┌─ Stored data

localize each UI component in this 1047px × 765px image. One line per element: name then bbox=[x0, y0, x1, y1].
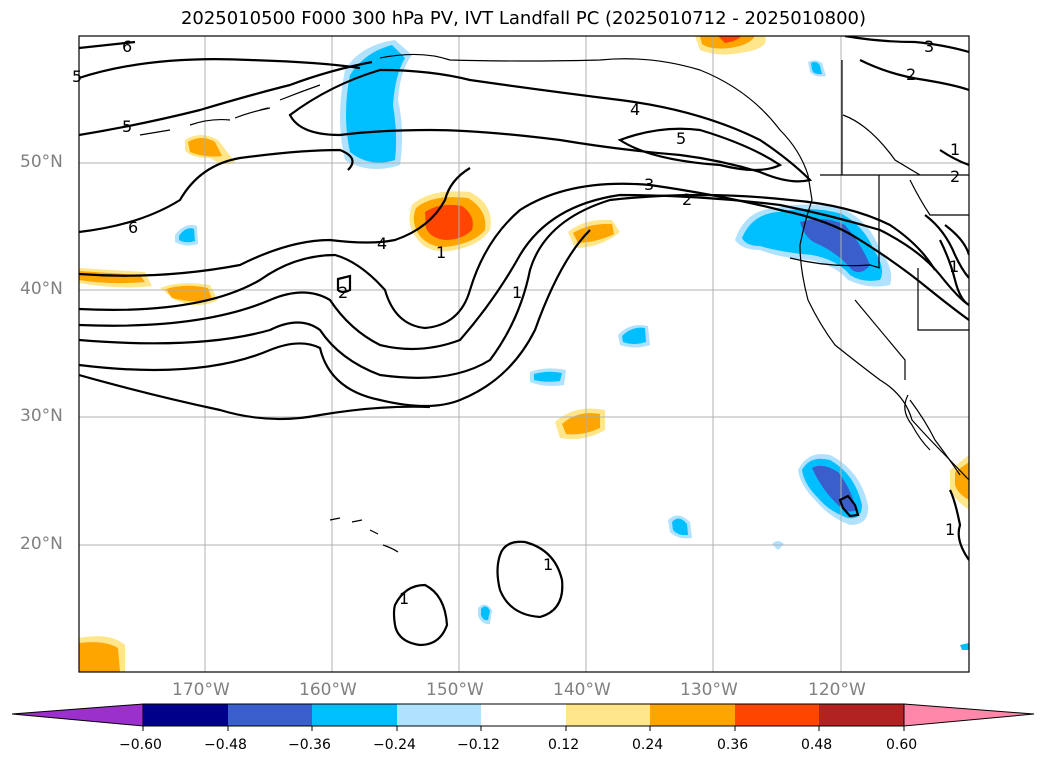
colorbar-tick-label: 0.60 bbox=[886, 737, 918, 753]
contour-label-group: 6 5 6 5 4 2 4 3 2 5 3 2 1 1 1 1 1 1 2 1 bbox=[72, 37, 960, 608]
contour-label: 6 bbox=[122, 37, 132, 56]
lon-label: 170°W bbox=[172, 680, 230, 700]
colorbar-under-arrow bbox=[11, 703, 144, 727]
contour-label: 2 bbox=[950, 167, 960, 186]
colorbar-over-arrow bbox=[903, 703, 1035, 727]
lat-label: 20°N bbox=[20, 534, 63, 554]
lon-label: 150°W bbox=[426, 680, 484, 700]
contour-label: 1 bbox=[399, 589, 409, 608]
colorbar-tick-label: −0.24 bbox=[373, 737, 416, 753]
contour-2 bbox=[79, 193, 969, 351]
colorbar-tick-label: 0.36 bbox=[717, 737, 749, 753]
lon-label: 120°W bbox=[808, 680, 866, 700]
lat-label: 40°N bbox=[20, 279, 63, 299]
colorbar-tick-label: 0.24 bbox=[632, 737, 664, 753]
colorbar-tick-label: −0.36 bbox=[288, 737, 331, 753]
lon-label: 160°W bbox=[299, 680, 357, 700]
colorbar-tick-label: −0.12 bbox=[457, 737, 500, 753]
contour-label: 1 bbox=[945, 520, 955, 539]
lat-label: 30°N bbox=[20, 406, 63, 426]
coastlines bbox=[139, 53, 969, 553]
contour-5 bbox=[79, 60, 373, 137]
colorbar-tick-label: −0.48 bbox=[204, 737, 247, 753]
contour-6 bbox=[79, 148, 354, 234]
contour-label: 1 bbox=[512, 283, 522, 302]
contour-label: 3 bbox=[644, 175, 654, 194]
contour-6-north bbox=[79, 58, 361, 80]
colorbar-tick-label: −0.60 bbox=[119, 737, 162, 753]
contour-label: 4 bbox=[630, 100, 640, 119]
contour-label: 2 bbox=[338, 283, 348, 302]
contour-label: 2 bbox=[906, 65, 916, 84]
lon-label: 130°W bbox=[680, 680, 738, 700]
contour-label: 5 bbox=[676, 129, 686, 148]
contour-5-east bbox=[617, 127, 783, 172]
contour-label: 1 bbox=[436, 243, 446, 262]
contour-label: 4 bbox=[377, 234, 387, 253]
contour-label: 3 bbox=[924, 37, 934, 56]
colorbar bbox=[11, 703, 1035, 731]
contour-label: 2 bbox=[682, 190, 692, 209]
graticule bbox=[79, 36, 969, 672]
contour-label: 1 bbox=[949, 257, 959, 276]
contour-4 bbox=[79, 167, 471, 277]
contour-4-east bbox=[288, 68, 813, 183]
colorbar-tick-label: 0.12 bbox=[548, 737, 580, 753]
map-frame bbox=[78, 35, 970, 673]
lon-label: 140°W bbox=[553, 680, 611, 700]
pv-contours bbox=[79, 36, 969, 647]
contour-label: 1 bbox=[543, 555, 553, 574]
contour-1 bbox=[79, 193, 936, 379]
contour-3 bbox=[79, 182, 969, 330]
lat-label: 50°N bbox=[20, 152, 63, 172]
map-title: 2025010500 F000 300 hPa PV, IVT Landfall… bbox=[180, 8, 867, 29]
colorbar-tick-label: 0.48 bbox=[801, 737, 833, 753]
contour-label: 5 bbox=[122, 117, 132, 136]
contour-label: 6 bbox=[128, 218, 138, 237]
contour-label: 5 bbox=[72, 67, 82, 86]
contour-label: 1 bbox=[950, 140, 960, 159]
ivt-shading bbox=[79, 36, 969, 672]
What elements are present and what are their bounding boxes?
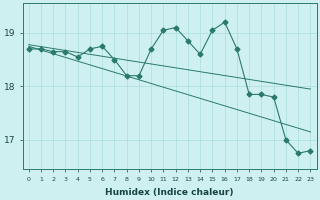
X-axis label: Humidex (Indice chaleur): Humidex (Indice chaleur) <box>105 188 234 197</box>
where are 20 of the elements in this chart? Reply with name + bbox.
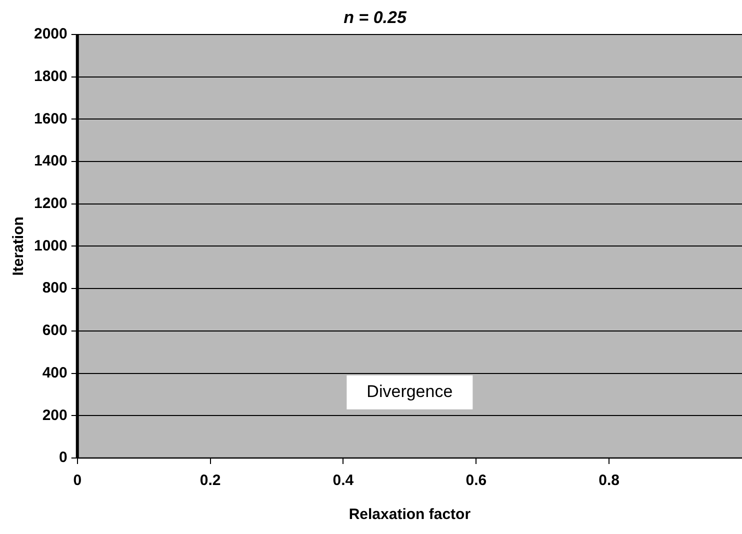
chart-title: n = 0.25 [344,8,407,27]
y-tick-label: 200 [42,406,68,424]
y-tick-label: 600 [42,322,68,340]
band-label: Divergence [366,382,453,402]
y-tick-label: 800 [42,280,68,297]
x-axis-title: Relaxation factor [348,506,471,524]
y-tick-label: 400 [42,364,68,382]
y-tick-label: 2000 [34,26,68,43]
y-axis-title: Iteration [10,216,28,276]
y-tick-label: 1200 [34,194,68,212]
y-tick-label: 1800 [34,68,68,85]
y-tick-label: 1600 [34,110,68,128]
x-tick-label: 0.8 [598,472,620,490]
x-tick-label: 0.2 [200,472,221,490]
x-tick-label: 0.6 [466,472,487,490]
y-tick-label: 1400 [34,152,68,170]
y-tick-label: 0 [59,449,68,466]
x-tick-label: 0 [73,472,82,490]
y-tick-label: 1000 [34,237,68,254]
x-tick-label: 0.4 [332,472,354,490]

└─
┌─ Stored data

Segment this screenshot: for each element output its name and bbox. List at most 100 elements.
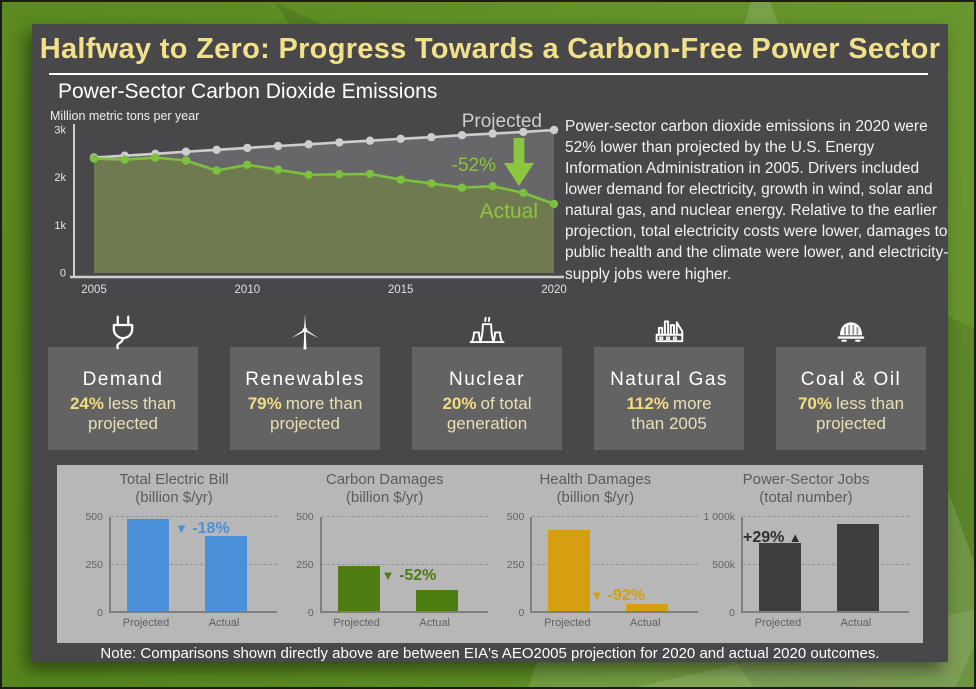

└─
┌─ Stored data

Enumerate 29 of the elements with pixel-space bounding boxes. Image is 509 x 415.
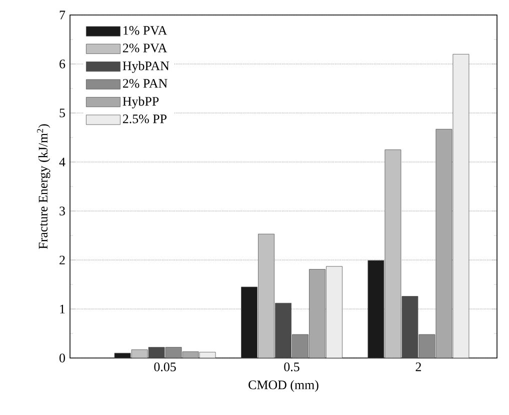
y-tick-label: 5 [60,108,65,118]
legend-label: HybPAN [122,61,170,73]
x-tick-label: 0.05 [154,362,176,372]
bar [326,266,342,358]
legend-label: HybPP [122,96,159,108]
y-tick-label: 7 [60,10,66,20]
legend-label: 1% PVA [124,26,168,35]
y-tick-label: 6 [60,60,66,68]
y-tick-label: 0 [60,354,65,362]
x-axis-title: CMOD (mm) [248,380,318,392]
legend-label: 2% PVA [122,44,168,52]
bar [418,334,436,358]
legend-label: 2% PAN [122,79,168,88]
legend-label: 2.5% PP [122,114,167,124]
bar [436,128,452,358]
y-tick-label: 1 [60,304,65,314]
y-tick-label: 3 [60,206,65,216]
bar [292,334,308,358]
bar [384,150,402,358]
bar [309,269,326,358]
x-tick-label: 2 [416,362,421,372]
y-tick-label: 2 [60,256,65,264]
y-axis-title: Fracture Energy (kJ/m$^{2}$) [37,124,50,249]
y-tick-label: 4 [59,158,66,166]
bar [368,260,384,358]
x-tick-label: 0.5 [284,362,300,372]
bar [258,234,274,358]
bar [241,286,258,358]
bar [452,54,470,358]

└─

(What you have to do)
Rewrite the lines above as a JSON list of strings, one string per line, leaving out blank lines and the pictures. Begin at the line that contains "localize each UI" and stop after the line that contains "contour-label: 2 bbox=[338, 283, 348, 302]".

(Written reply)
[
  "localize each UI component in this 1047px × 765px image. One line per element: name then bbox=[x0, y0, x1, y1].",
  "colorbar-tick-label: 0.60 bbox=[886, 737, 918, 753]",
  "contour-label-group: 6 5 6 5 4 2 4 3 2 5 3 2 1 1 1 1 1 1 2 1 bbox=[72, 37, 960, 608]",
  "contour-label: 6 bbox=[122, 37, 132, 56]",
  "lon-label: 170°W bbox=[172, 680, 230, 700]",
  "colorbar-under-arrow bbox=[11, 703, 144, 727]",
  "contour-label: 2 bbox=[950, 167, 960, 186]",
  "colorbar-over-arrow bbox=[903, 703, 1035, 727]",
  "lat-label: 20°N bbox=[20, 534, 63, 554]",
  "lon-label: 150°W bbox=[426, 680, 484, 700]",
  "contour-label: 1 bbox=[399, 589, 409, 608]",
  "colorbar-tick-label: −0.24 bbox=[373, 737, 416, 753]",
  "contour-2 bbox=[79, 193, 969, 351]",
  "colorbar-tick-label: 0.36 bbox=[717, 737, 749, 753]",
  "lon-label: 120°W bbox=[808, 680, 866, 700]",
  "lat-label: 40°N bbox=[20, 279, 63, 299]",
  "colorbar-tick-label: 0.24 bbox=[632, 737, 664, 753]",
  "colorbar-tick-label: −0.36 bbox=[288, 737, 331, 753]",
  "lon-label: 160°W bbox=[299, 680, 357, 700]",
  "colorbar-tick-label: −0.12 bbox=[457, 737, 500, 753]",
  "contour-label: 1 bbox=[945, 520, 955, 539]",
  "lat-label: 30°N bbox=[20, 406, 63, 426]",
  "coastlines bbox=[139, 53, 969, 553]",
  "contour-5 bbox=[79, 60, 373, 137]",
  "colorbar-tick-label: −0.48 bbox=[204, 737, 247, 753]",
  "contour-6 bbox=[79, 148, 354, 234]",
  "contour-label: 1 bbox=[512, 283, 522, 302]",
  "contour-label: 3 bbox=[644, 175, 654, 194]",
  "contour-6-north bbox=[79, 58, 361, 80]",
  "colorbar-tick-label: −0.60 bbox=[119, 737, 162, 753]",
  "contour-label: 4 bbox=[630, 100, 640, 119]",
  "contour-label: 2 bbox=[338, 283, 348, 302]"
]